◆ **What this task involves**:
Skip any picture you find and retype all the remaining lines exactly.
[Information shown start]
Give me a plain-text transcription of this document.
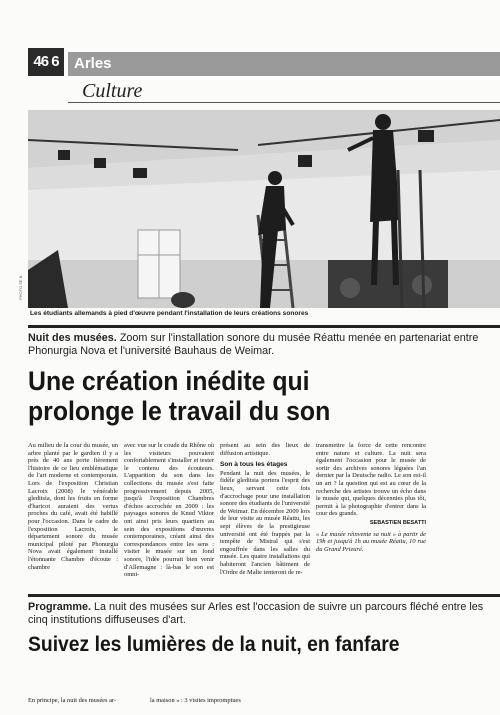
46 6	Arles
Culture
PHOTO SE B.
Les étudiants allemands à pied d'œuvre pendant l'installation de leurs créations sonores
Nuit des musées. Zoom sur l'installation sonore du musée Réattu menée en partenariat entre Phonurgia Nova et l'université Bauhaus de Weimar.
Une création inédite qui
prolonge le travail du son

Au milieu de la cour du musée, un arbre planté par le gardien il y a près de 40 ans porte fièrement l'histoire de ce lieu emblématique de l'art moderne et contemporain. Lors de l'exposition Christian Lacroix (2008) le vénérable gleditsia, dont les fruits en forme d'haricot auraient des vertus proches du café, avait été habillé pour l'occasion. Dans le cadre de l'exposition Lacroix, le département sonore du musée municipal piloté par Phonurgia Nova avait également installé l'étonnante Chambre d'écoute : chambre

avec vue sur le coude du Rhône où les visiteurs pouvaient confortablement s'installer et tester le contenu des écouteurs. L'apparition du son dans les collections du musée s'est faite progressivement depuis 2005, jusqu'à l'exposition Chambres d'échos accrochée en 2009 : les paysages sonores de Knud Viktor ont ainsi pris leurs quartiers au sein des expositions d'œuvres contemporaines, créant ainsi des correspondances entre les sens : visiter le musée sur un fond sonore, l'idée pourrait bien venir d'Allemagne : là-bas le son est omni-

présent au sein des lieux de diffusion artistique.

Son à tous les étages

Pendant la nuit des musées, le fidèle gleditsia portera l'esprit des lieux, servant cette fois d'accrochage pour une installation sonore des étudiants de l'université de Weimar. En décembre 2009 lors de leur visite au musée Réattu, les sept élèves de la prestigieuse université ont été frappés par la tempête de Mistral qui s'est engouffrée dans les salles du musée. Les quatre installations qui habiteront l'ancien bâtiment de l'Ordre de Malte tenteront de re-

transmettre la force de cette rencontre entre nature et culture. La nuit sera également l'occasion pour le musée de sortir des archives sonores léguées l'an dernier par la Deutsche radio. Le son est-il un art ? la question qui est au cœur de la recherche des artistes trouve un écho dans le musée qui, quelques décennies plus tôt, permit à la photographie d'entrer dans la cour des grands.

SEBASTIEN BESATTI
« Le musée réinvente sa nuit » à partir de 19h et jusqu'à 1h au musée Réattu, 10 rue du Grand Prieuré.
Programme. La nuit des musées sur Arles est l'occasion de suivre un parcours fléché entre les cinq institutions diffuseuses d'art.
Suivez les lumières de la nuit, en fanfare
En principe, la nuit des musées ar-	la maison » : 3 visites impromptues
[Information shown end]
◆ **Answer for the task**:
Give me a plain-text transcription of this document.
46 6	Arles
Culture
PHOTO SE B.
Les étudiants allemands à pied d'œuvre pendant l'installation de leurs créations sonores
Nuit des musées. Zoom sur l'installation sonore du musée Réattu menée en partenariat entre Phonurgia Nova et l'université Bauhaus de Weimar.
Une création inédite qui
prolonge le travail du son

Au milieu de la cour du musée, un arbre planté par le gardien il y a près de 40 ans porte fièrement l'histoire de ce lieu emblématique de l'art moderne et contemporain. Lors de l'exposition Christian Lacroix (2008) le vénérable gleditsia, dont les fruits en forme d'haricot auraient des vertus proches du café, avait été habillé pour l'occasion. Dans le cadre de l'exposition Lacroix, le département sonore du musée municipal piloté par Phonurgia Nova avait également installé l'étonnante Chambre d'écoute : chambre

avec vue sur le coude du Rhône où les visiteurs pouvaient confortablement s'installer et tester le contenu des écouteurs. L'apparition du son dans les collections du musée s'est faite progressivement depuis 2005, jusqu'à l'exposition Chambres d'échos accrochée en 2009 : les paysages sonores de Knud Viktor ont ainsi pris leurs quartiers au sein des expositions d'œuvres contemporaines, créant ainsi des correspondances entre les sens : visiter le musée sur un fond sonore, l'idée pourrait bien venir d'Allemagne : là-bas le son est omni-

présent au sein des lieux de diffusion artistique.

Son à tous les étages

Pendant la nuit des musées, le fidèle gleditsia portera l'esprit des lieux, servant cette fois d'accrochage pour une installation sonore des étudiants de l'université de Weimar. En décembre 2009 lors de leur visite au musée Réattu, les sept élèves de la prestigieuse université ont été frappés par la tempête de Mistral qui s'est engouffrée dans les salles du musée. Les quatre installations qui habiteront l'ancien bâtiment de l'Ordre de Malte tenteront de re-

transmettre la force de cette rencontre entre nature et culture. La nuit sera également l'occasion pour le musée de sortir des archives sonores léguées l'an dernier par la Deutsche radio. Le son est-il un art ? la question qui est au cœur de la recherche des artistes trouve un écho dans le musée qui, quelques décennies plus tôt, permit à la photographie d'entrer dans la cour des grands.

SEBASTIEN BESATTI
« Le musée réinvente sa nuit » à partir de 19h et jusqu'à 1h au musée Réattu, 10 rue du Grand Prieuré.
Programme. La nuit des musées sur Arles est l'occasion de suivre un parcours fléché entre les cinq institutions diffuseuses d'art.
Suivez les lumières de la nuit, en fanfare
En principe, la nuit des musées ar-	la maison » : 3 visites impromptues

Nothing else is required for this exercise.